* Item position entries:
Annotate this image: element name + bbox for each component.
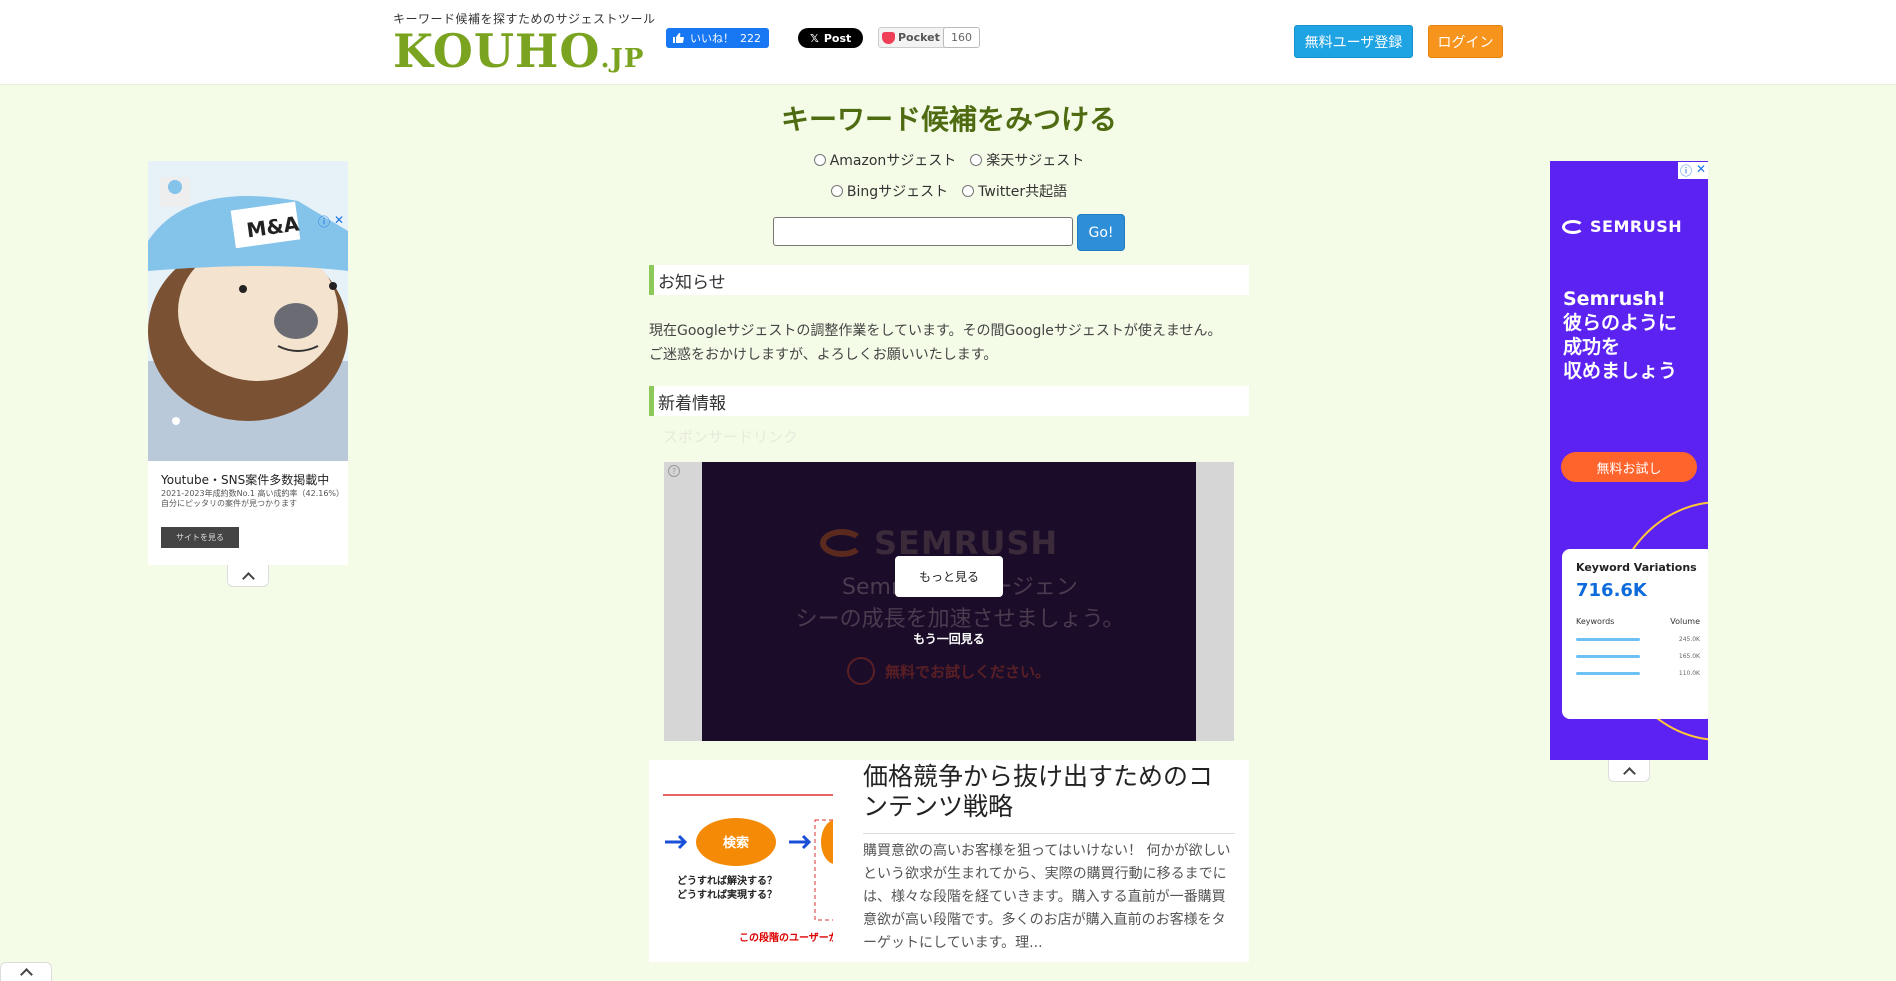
facebook-like-count: 222 — [740, 31, 761, 45]
radio-circle[interactable] — [962, 185, 975, 197]
keyword-search-input[interactable] — [773, 217, 1073, 246]
x-post-label: Post — [823, 31, 852, 45]
otter-mascot-icon: M&A — [148, 177, 348, 461]
article-thumbnail[interactable]: 検索 どうすれば解決する？ どうすれば実現する？ この段階のユーザーが — [663, 778, 833, 948]
facebook-like-button[interactable]: いいね！ 222 — [666, 28, 769, 48]
radio-bing[interactable]: Bingサジェスト — [830, 181, 948, 201]
left-ad-title: Youtube・SNS案件多数掲載中 — [161, 473, 330, 487]
radio-twitter[interactable]: Twitter共起語 — [962, 181, 1067, 201]
news-heading: 新着情報 — [649, 386, 1249, 416]
video-ad-cta: 無料でお試しください。 — [847, 657, 1050, 685]
facebook-like-label: いいね！ — [690, 32, 734, 45]
article-title[interactable]: 価格競争から抜け出すためのコンテンツ戦略 — [863, 762, 1235, 822]
card-number: 716.6K — [1576, 580, 1647, 601]
x-post-button[interactable]: 𝕏 Post — [798, 28, 864, 48]
radio-rakuten[interactable]: 楽天サジェスト — [970, 150, 1084, 170]
logo-link[interactable]: キーワード候補を探すためのサジェストツール KOUHO.JP — [393, 10, 656, 82]
page-title: キーワード候補をみつける — [780, 103, 1117, 136]
close-icon: ✕ — [334, 213, 345, 227]
radio-circle[interactable] — [813, 154, 826, 166]
article-card[interactable]: 検索 どうすれば解決する？ どうすれば実現する？ この段階のユーザーが 価格競争… — [649, 760, 1249, 962]
semrush-logo-icon — [820, 529, 864, 557]
notice-heading: お知らせ — [649, 265, 1249, 295]
svg-text:どうすれば解決する？: どうすれば解決する？ — [677, 874, 777, 887]
right-ad-collapse-tab[interactable] — [1608, 760, 1650, 782]
thumbs-up-icon — [673, 33, 684, 43]
pocket-count: 160 — [943, 27, 980, 48]
card-title: Keyword Variations — [1576, 561, 1697, 574]
pocket-label: Pocket — [898, 31, 940, 44]
left-ad-subtext: 2021-2023年成約数No.1 高い成約率（42.16%） 自分にピッタリの… — [161, 489, 345, 508]
replay-button[interactable]: もう一回見る — [702, 630, 1196, 647]
x-logo-icon: 𝕏 — [810, 31, 819, 45]
search-form: Go! — [649, 214, 1249, 251]
main-content: キーワード候補をみつける Amazonサジェスト 楽天サジェスト Bingサジェ… — [649, 100, 1249, 448]
ad-info-icon[interactable]: ? — [668, 465, 680, 477]
left-ad-cta-button[interactable]: サイトを見る — [161, 527, 239, 548]
site-header: キーワード候補を探すためのサジェストツール KOUHO.JP いいね！ 222 … — [0, 0, 1896, 85]
svg-text:どうすれば実現する？: どうすれば実現する？ — [677, 888, 777, 901]
card-row: 110.0K — [1576, 670, 1700, 677]
svg-text:この段階のユーザーが: この段階のユーザーが — [739, 931, 833, 944]
chevron-up-icon — [1622, 766, 1636, 780]
free-register-button[interactable]: 無料ユーザ登録 — [1294, 25, 1413, 58]
info-icon: ⓘ — [1680, 164, 1693, 178]
funnel-diagram-image: 検索 どうすれば解決する？ どうすれば実現する？ この段階のユーザーが — [663, 794, 833, 944]
card-row: 165.0K — [1576, 653, 1700, 660]
notice-text: 現在Googleサジェストの調整作業をしています。その間Googleサジェストが… — [649, 323, 1222, 363]
bottom-ad-expand-tab[interactable] — [0, 962, 52, 981]
keyword-variations-card: Keyword Variations 716.6K Keywords Volum… — [1562, 549, 1708, 719]
radio-circle[interactable] — [970, 154, 983, 166]
radio-amazon[interactable]: Amazonサジェスト — [813, 150, 956, 170]
login-button[interactable]: ログイン — [1428, 25, 1503, 58]
radio-group-row-2: Bingサジェスト Twitter共起語 — [649, 181, 1249, 201]
semrush-logo-icon — [1562, 219, 1584, 234]
article-excerpt: 購買意欲の高いお客様を狙ってはいけない！ 何かが欲しいという欲求が生まれてから、… — [863, 843, 1231, 951]
video-ad-player[interactable]: SEMRUSH Semrushを エージェン シーの成長を加速させましょう。 無… — [702, 462, 1196, 741]
card-row: 245.0K — [1576, 636, 1700, 643]
chevron-up-icon — [19, 968, 33, 981]
left-ad-collapse-tab[interactable] — [227, 565, 269, 587]
radio-group-row-1: Amazonサジェスト 楽天サジェスト — [649, 150, 1249, 170]
card-columns: Keywords Volume — [1576, 617, 1700, 626]
left-ad-image: M&A — [148, 161, 348, 461]
pocket-icon — [882, 31, 895, 44]
video-ad[interactable]: ? SEMRUSH Semrushを エージェン シーの成長を加速させましょう。… — [664, 462, 1234, 741]
pocket-button[interactable]: Pocket — [878, 27, 947, 48]
left-ad[interactable]: M&A ⓘ ✕ Youtube・SNS案件多数掲載中 2021-2023年成約数… — [148, 161, 348, 565]
right-ad-close[interactable]: ⓘ ✕ — [1678, 162, 1708, 179]
arrow-left-circle-icon — [847, 657, 875, 685]
site-logo: KOUHO.JP — [393, 24, 645, 78]
left-ad-close[interactable]: ⓘ ✕ — [318, 213, 344, 230]
go-button[interactable]: Go! — [1077, 214, 1125, 251]
right-ad[interactable]: ⓘ ✕ SEMRUSH Semrush! 彼らのように 成功を 収めましょう 無… — [1550, 161, 1708, 760]
sponsored-label: スポンサードリンク — [663, 428, 799, 446]
see-more-button[interactable]: もっと見る — [895, 556, 1003, 597]
right-ad-headline: Semrush! 彼らのように 成功を 収めましょう — [1563, 288, 1678, 382]
radio-circle[interactable] — [830, 185, 843, 197]
chevron-up-icon — [241, 571, 255, 585]
svg-text:検索: 検索 — [723, 835, 749, 851]
close-icon: ✕ — [1696, 162, 1707, 176]
right-ad-cta-button[interactable]: 無料お試し — [1561, 452, 1697, 482]
info-icon: ⓘ — [318, 215, 331, 229]
article-divider — [863, 833, 1235, 834]
right-ad-brand: SEMRUSH — [1562, 217, 1682, 236]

* What is expected: Rewrite the lines of the records above as a numbered list, leaving out any blank lines and the pictures.

* Solution to the problem:
1. Annotate this image: element name + bbox for each component.
2. facebook-like-count: 222 — [740, 31, 761, 45]
3. radio-circle[interactable] — [962, 185, 975, 197]
4. keyword-search-input[interactable] — [773, 217, 1073, 246]
5. x-post-label: Post — [823, 31, 852, 45]
6. otter-mascot-icon: M&A — [148, 177, 348, 461]
7. article-thumbnail[interactable]: 検索 どうすれば解決する？ どうすれば実現する？ この段階のユーザーが — [663, 778, 833, 948]
8. facebook-like-button[interactable]: いいね！ 222 — [666, 28, 769, 48]
9. radio-bing[interactable]: Bingサジェスト — [830, 181, 948, 201]
10. left-ad-title: Youtube・SNS案件多数掲載中 — [161, 473, 330, 487]
11. radio-twitter[interactable]: Twitter共起語 — [962, 181, 1067, 201]
12. news-heading: 新着情報 — [649, 386, 1249, 416]
13. video-ad-cta: 無料でお試しください。 — [847, 657, 1050, 685]
14. facebook-like-label: いいね！ — [690, 32, 734, 45]
15. article-title[interactable]: 価格競争から抜け出すためのコンテンツ戦略 — [863, 762, 1235, 822]
16. card-number: 716.6K — [1576, 580, 1647, 601]
17. x-post-button[interactable]: 𝕏 Post — [798, 28, 864, 48]
18. radio-rakuten[interactable]: 楽天サジェスト — [970, 150, 1084, 170]
19. logo-link[interactable]: キーワード候補を探すためのサジェストツール KOUHO.JP — [393, 10, 656, 82]
20. page-title: キーワード候補をみつける — [780, 103, 1117, 136]
21. close-icon: ✕ — [334, 213, 345, 227]
22. radio-circle[interactable] — [813, 154, 826, 166]
23. article-card[interactable]: 検索 どうすれば解決する？ どうすれば実現する？ この段階のユーザーが 価格競争… — [649, 760, 1249, 962]
24. semrush-logo-icon — [820, 529, 864, 557]
25. notice-heading: お知らせ — [649, 265, 1249, 295]
26. svg-text:どうすれば解決する？: どうすれば解決する？ — [677, 874, 777, 887]
27. right-ad-collapse-tab[interactable] — [1608, 760, 1650, 782]
28. thumbs-up-icon — [673, 33, 684, 43]
29. pocket-count: 160 — [943, 27, 980, 48]
30. card-title: Keyword Variations — [1576, 561, 1697, 574]
31. pocket-label: Pocket — [898, 31, 940, 44]
32. left-ad-subtext: 2021-2023年成約数No.1 高い成約率（42.16%） 自分にピッタリの… — [161, 489, 345, 508]
33. replay-button[interactable]: もう一回見る — [702, 630, 1196, 647]
34. x-logo-icon: 𝕏 — [810, 31, 819, 45]
35. search-form: Go! — [649, 214, 1249, 251]
36. main-content: キーワード候補をみつける Amazonサジェスト 楽天サジェスト Bingサジェ… — [649, 100, 1249, 448]
37. ad-info-icon[interactable]: ? — [668, 465, 680, 477]
38. left-ad-cta-button[interactable]: サイトを見る — [161, 527, 239, 548]
39. site-header: キーワード候補を探すためのサジェストツール KOUHO.JP いいね！ 222 … — [0, 0, 1896, 85]
40. svg-text:どうすれば実現する？: どうすれば実現する？ — [677, 888, 777, 901]
41. card-row: 110.0K — [1576, 670, 1700, 677]
42. svg-text:この段階のユーザーが: この段階のユーザーが — [739, 931, 833, 944]
43. chevron-up-icon — [1622, 766, 1636, 780]
44. free-register-button[interactable]: 無料ユーザ登録 — [1294, 25, 1413, 58]
45. info-icon: ⓘ — [1680, 164, 1693, 178]
46. funnel-diagram-image: 検索 どうすれば解決する？ どうすれば実現する？ この段階のユーザーが — [663, 794, 833, 944]
47. card-row: 165.0K — [1576, 653, 1700, 660]
48. notice-text: 現在Googleサジェストの調整作業をしています。その間Googleサジェストが… — [649, 323, 1222, 363]
49. bottom-ad-expand-tab[interactable] — [0, 962, 52, 981]
50. keyword-variations-card: Keyword Variations 716.6K Keywords Volum… — [1562, 549, 1708, 719]
51. radio-circle[interactable] — [970, 154, 983, 166]
52. radio-amazon[interactable]: Amazonサジェスト — [813, 150, 956, 170]
53. login-button[interactable]: ログイン — [1428, 25, 1503, 58]
54. radio-group-row-2: Bingサジェスト Twitter共起語 — [649, 181, 1249, 201]
55. semrush-logo-icon — [1562, 219, 1584, 234]
56. article-excerpt: 購買意欲の高いお客様を狙ってはいけない！ 何かが欲しいという欲求が生まれてから、… — [863, 843, 1231, 951]
57. video-ad-player[interactable]: SEMRUSH Semrushを エージェン シーの成長を加速させましょう。 無… — [702, 462, 1196, 741]
58. card-row: 245.0K — [1576, 636, 1700, 643]
59. chevron-up-icon — [19, 968, 33, 981]
60. left-ad-collapse-tab[interactable] — [227, 565, 269, 587]
61. radio-group-row-1: Amazonサジェスト 楽天サジェスト — [649, 150, 1249, 170]
62. card-columns: Keywords Volume — [1576, 617, 1700, 626]
63. left-ad-image: M&A — [148, 161, 348, 461]
64. pocket-icon — [882, 31, 895, 44]
65. video-ad[interactable]: ? SEMRUSH Semrushを エージェン シーの成長を加速させましょう。… — [664, 462, 1234, 741]
66. pocket-button[interactable]: Pocket — [878, 27, 947, 48]
67. left-ad[interactable]: M&A ⓘ ✕ Youtube・SNS案件多数掲載中 2021-2023年成約数… — [148, 161, 348, 565]
68. right-ad-close[interactable]: ⓘ ✕ — [1678, 162, 1708, 179]
69. arrow-left-circle-icon — [847, 657, 875, 685]
70. site-logo: KOUHO.JP — [393, 24, 645, 78]
71. left-ad-close[interactable]: ⓘ ✕ — [318, 213, 344, 230]
72. go-button[interactable]: Go! — [1077, 214, 1125, 251]
73. right-ad[interactable]: ⓘ ✕ SEMRUSH Semrush! 彼らのように 成功を 収めましょう 無… — [1550, 161, 1708, 760]
74. sponsored-label: スポンサードリンク — [663, 428, 799, 446]
75. see-more-button[interactable]: もっと見る — [895, 556, 1003, 597]
76. right-ad-headline: Semrush! 彼らのように 成功を 収めましょう — [1563, 288, 1678, 382]
77. radio-circle[interactable] — [830, 185, 843, 197]
78. chevron-up-icon — [241, 571, 255, 585]
79. svg-text:検索: 検索 — [723, 835, 749, 851]
80. close-icon: ✕ — [1696, 162, 1707, 176]
81. right-ad-cta-button[interactable]: 無料お試し — [1561, 452, 1697, 482]
82. info-icon: ⓘ — [318, 215, 331, 229]
83. article-divider — [863, 833, 1235, 834]
84. right-ad-brand: SEMRUSH — [1562, 217, 1682, 236]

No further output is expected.